Exercise task. Review the material line by line. Identify and copy every line that contains the string "Survey".

Dataset records on visual material.
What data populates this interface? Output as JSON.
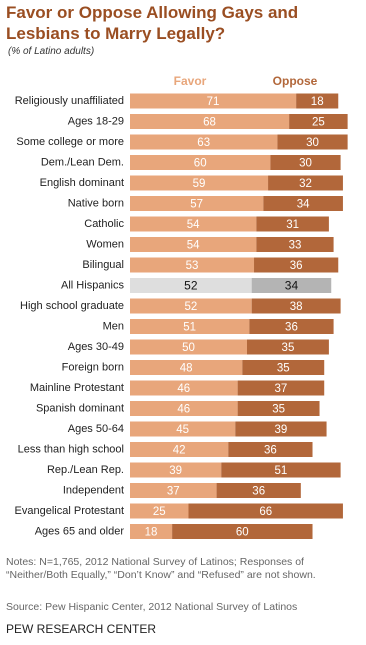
{
  "chart_data": {
    "type": "stacked-bar",
    "title": "Favor or Oppose Allowing Gays and Lesbians to Marry Legally?",
    "subtitle": "(% of Latino adults)",
    "categories": [
      "Religiously unaffiliated",
      "Ages 18-29",
      "Some college or more",
      "Dem./Lean Dem.",
      "English dominant",
      "Native born",
      "Catholic",
      "Women",
      "Bilingual",
      "All Hispanics",
      "High school graduate",
      "Men",
      "Ages 30-49",
      "Foreign born",
      "Mainline Protestant",
      "Spanish dominant",
      "Ages 50-64",
      "Less than high school",
      "Rep./Lean Rep.",
      "Independent",
      "Evangelical Protestant",
      "Ages 65 and older"
    ],
    "series": [
      {
        "name": "Favor",
        "color": "#e8a67b",
        "highlight_color": "#dedede",
        "values": [
          71,
          68,
          63,
          60,
          59,
          57,
          54,
          54,
          53,
          52,
          52,
          51,
          50,
          48,
          46,
          46,
          45,
          42,
          39,
          37,
          25,
          18
        ]
      },
      {
        "name": "Oppose",
        "color": "#b2673a",
        "highlight_color": "#b4b4b4",
        "values": [
          18,
          25,
          30,
          30,
          32,
          34,
          31,
          33,
          36,
          34,
          38,
          36,
          35,
          35,
          37,
          35,
          39,
          36,
          51,
          36,
          66,
          60
        ]
      }
    ],
    "highlight_index": 9,
    "notes": "Notes: N=1,765, 2012 National Survey of Latinos; Responses of “Neither/Both Equally,” “Don’t Know” and “Refused” are not shown.",
    "source": "Source: Pew Hispanic Center, 2012 National Survey of Latinos",
    "credit": "PEW RESEARCH CENTER"
  }
}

Solved exercise.
    "notes": "Notes: N=1,765, 2012 National Survey of Latinos; Responses of “Neither/Both Equally,” “Don’t Know” and “Refused” are not shown.",
    "source": "Source: Pew Hispanic Center, 2012 National Survey of Latinos",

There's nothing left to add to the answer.